- To be done:
Rewrite the stretch of the listing from the line containing "Patent image size: (765, 496)." through the line containing "The base of", swapping "capsule" for "cartridge" and leaving everything else unchanged.

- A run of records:
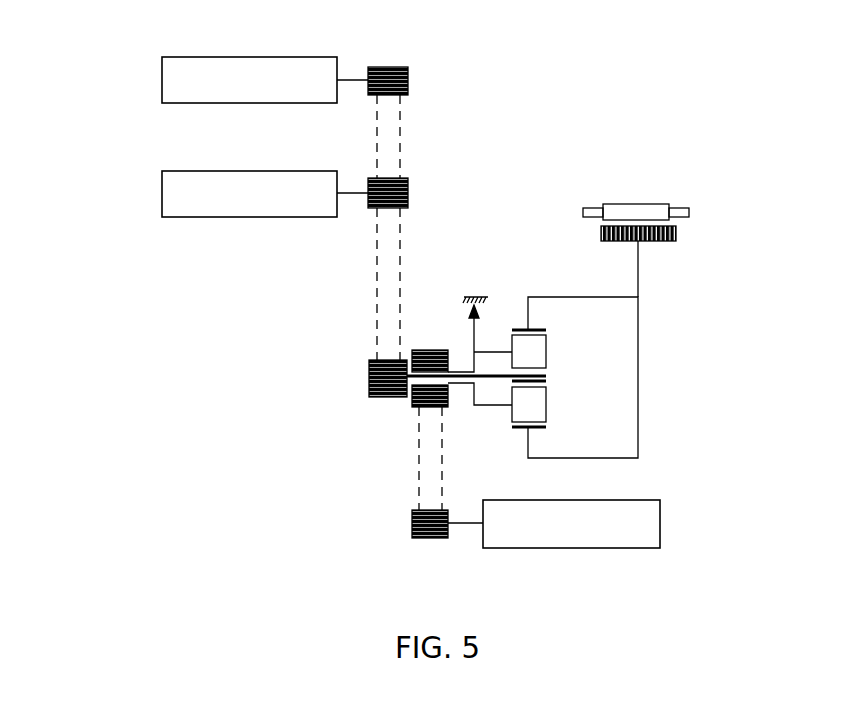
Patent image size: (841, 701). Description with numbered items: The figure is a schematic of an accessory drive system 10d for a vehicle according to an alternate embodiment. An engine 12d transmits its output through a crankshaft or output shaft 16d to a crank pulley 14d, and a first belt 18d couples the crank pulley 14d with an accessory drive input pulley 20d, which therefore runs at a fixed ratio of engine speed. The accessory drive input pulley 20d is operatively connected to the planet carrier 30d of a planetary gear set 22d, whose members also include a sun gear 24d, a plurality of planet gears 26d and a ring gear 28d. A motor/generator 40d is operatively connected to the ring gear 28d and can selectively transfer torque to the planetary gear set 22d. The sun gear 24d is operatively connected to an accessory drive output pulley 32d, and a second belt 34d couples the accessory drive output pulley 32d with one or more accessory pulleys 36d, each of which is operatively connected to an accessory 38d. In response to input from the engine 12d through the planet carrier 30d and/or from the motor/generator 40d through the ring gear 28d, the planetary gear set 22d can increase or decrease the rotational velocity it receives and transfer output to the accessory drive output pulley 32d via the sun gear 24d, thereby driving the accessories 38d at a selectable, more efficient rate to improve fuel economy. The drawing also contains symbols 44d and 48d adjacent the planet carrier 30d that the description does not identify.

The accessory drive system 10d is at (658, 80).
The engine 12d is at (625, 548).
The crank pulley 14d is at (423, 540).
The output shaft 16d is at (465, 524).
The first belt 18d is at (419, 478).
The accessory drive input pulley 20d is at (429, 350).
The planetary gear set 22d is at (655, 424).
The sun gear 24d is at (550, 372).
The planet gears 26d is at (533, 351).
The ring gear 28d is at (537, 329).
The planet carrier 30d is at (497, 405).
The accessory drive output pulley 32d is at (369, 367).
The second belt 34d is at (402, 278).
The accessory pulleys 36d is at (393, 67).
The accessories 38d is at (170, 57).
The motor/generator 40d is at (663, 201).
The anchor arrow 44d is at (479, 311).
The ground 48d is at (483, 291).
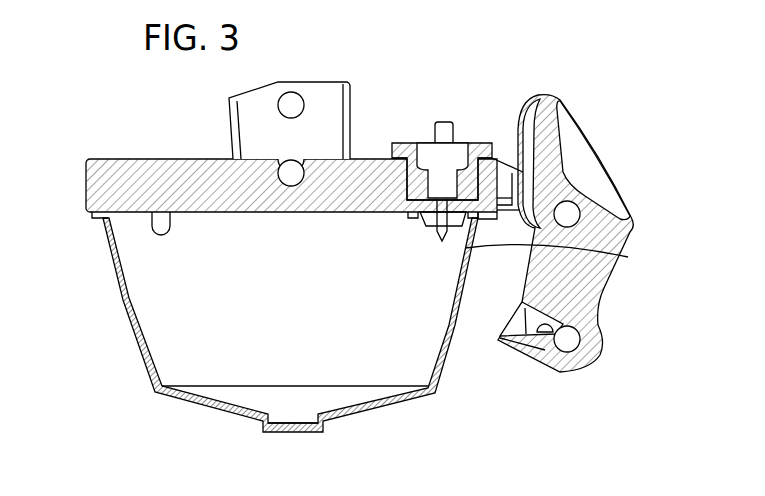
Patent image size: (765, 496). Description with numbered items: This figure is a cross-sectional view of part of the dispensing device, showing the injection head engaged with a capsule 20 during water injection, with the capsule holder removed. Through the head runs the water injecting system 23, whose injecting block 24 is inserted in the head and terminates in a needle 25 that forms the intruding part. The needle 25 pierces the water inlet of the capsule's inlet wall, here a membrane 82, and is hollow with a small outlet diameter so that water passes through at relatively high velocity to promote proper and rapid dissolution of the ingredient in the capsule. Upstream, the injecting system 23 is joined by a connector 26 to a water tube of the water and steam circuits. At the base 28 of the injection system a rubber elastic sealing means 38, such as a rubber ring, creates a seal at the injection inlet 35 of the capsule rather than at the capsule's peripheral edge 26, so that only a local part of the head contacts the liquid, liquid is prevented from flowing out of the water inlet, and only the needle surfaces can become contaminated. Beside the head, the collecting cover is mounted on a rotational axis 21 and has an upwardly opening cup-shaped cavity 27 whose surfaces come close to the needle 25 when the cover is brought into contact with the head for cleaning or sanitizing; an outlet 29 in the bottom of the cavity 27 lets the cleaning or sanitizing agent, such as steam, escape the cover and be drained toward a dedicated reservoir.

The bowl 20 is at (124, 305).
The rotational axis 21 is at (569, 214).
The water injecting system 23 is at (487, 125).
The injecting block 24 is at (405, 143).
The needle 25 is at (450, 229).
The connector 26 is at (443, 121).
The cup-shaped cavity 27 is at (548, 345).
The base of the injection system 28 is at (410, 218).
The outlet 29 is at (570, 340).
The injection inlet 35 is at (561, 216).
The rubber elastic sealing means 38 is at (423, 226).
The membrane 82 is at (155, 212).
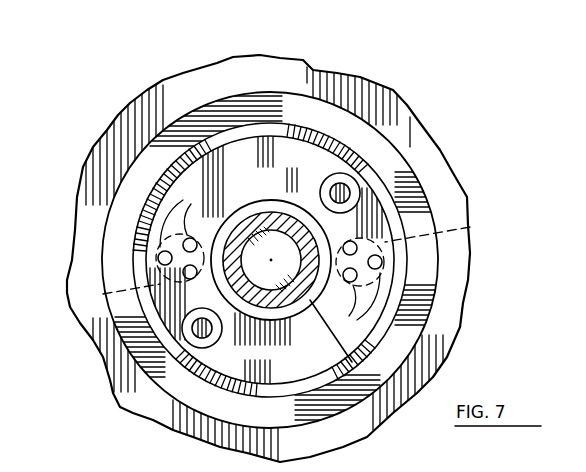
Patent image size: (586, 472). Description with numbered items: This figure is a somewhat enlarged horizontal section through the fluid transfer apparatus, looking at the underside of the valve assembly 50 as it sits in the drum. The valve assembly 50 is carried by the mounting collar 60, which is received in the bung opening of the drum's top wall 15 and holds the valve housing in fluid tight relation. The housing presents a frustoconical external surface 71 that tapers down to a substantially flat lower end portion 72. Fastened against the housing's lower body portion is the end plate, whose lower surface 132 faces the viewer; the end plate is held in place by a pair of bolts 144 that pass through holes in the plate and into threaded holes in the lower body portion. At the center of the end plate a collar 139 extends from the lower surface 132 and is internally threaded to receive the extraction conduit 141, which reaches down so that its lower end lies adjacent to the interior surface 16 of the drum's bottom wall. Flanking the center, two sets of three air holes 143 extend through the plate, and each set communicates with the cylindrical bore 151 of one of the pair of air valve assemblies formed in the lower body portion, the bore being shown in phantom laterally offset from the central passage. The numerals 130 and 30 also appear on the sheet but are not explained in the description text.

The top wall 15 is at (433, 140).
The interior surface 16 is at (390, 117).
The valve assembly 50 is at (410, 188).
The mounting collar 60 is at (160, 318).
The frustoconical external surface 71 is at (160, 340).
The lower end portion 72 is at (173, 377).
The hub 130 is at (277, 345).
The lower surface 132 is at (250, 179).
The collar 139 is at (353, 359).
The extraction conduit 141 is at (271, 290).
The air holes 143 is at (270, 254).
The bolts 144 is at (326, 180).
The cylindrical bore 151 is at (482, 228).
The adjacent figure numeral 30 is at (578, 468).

...

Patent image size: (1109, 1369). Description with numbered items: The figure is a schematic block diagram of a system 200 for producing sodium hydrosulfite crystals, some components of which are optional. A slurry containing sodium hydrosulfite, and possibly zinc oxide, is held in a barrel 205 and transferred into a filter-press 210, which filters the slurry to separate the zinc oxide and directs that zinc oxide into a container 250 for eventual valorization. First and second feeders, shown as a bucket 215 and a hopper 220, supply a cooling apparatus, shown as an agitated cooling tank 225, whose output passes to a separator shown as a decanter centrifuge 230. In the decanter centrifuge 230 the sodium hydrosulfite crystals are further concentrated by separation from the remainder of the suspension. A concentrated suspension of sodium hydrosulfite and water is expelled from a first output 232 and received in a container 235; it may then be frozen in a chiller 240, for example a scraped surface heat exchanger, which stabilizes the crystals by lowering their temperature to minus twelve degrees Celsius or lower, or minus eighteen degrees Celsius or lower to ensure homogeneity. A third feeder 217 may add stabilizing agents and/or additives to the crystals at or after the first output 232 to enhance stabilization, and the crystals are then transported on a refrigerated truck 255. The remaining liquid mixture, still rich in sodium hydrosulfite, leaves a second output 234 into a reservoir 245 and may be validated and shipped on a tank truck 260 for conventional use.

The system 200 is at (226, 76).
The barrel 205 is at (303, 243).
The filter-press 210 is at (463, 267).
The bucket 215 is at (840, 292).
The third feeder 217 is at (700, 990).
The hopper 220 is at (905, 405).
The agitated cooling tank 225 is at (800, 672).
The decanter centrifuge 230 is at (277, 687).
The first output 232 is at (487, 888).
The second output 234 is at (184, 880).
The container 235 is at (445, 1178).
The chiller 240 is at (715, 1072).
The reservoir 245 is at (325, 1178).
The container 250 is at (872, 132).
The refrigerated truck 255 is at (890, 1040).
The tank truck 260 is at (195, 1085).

- Response:
Patent image size: (765, 496). Description with numbered items: This figure is a cross-sectional view of part of the dispensing device, showing the injection head engaged with a cartridge 20 during water injection, with the cartridge holder removed. Through the head runs the water injecting system 23, whose injecting block 24 is inserted in the head and terminates in a needle 25 that forms the intruding part. The needle 25 pierces the water inlet of the cartridge's inlet wall, here a membrane 82, and is hollow with a small outlet diameter so that water passes through at relatively high velocity to promote proper and rapid dissolution of the ingredient in the cartridge. Upstream, the injecting system 23 is joined by a connector 26 to a water tube of the water and steam circuits. At the base 28 of the injection system a rubber elastic sealing means 38, such as a rubber ring, creates a seal at the injection inlet 35 of the cartridge rather than at the cartridge's peripheral edge 26, so that only a local part of the head contacts the liquid, liquid is prevented from flowing out of the water inlet, and only the needle surfaces can become contaminated. Beside the head, the collecting cover is mounted on a rotational axis 21 and has an upwardly opening cup-shaped cavity 27 whose surfaces come close to the needle 25 when the cover is brought into contact with the head for cleaning or sanitizing; an outlet 29 in the bottom of the cavity 27 lets the cleaning or sanitizing agent, such as steam, escape the cover and be drained toward a dedicated reservoir.

The bowl 20 is at (124, 305).
The rotational axis 21 is at (569, 214).
The water injecting system 23 is at (487, 125).
The injecting block 24 is at (405, 143).
The needle 25 is at (450, 229).
The connector 26 is at (443, 121).
The cup-shaped cavity 27 is at (548, 345).
The base of the injection system 28 is at (410, 218).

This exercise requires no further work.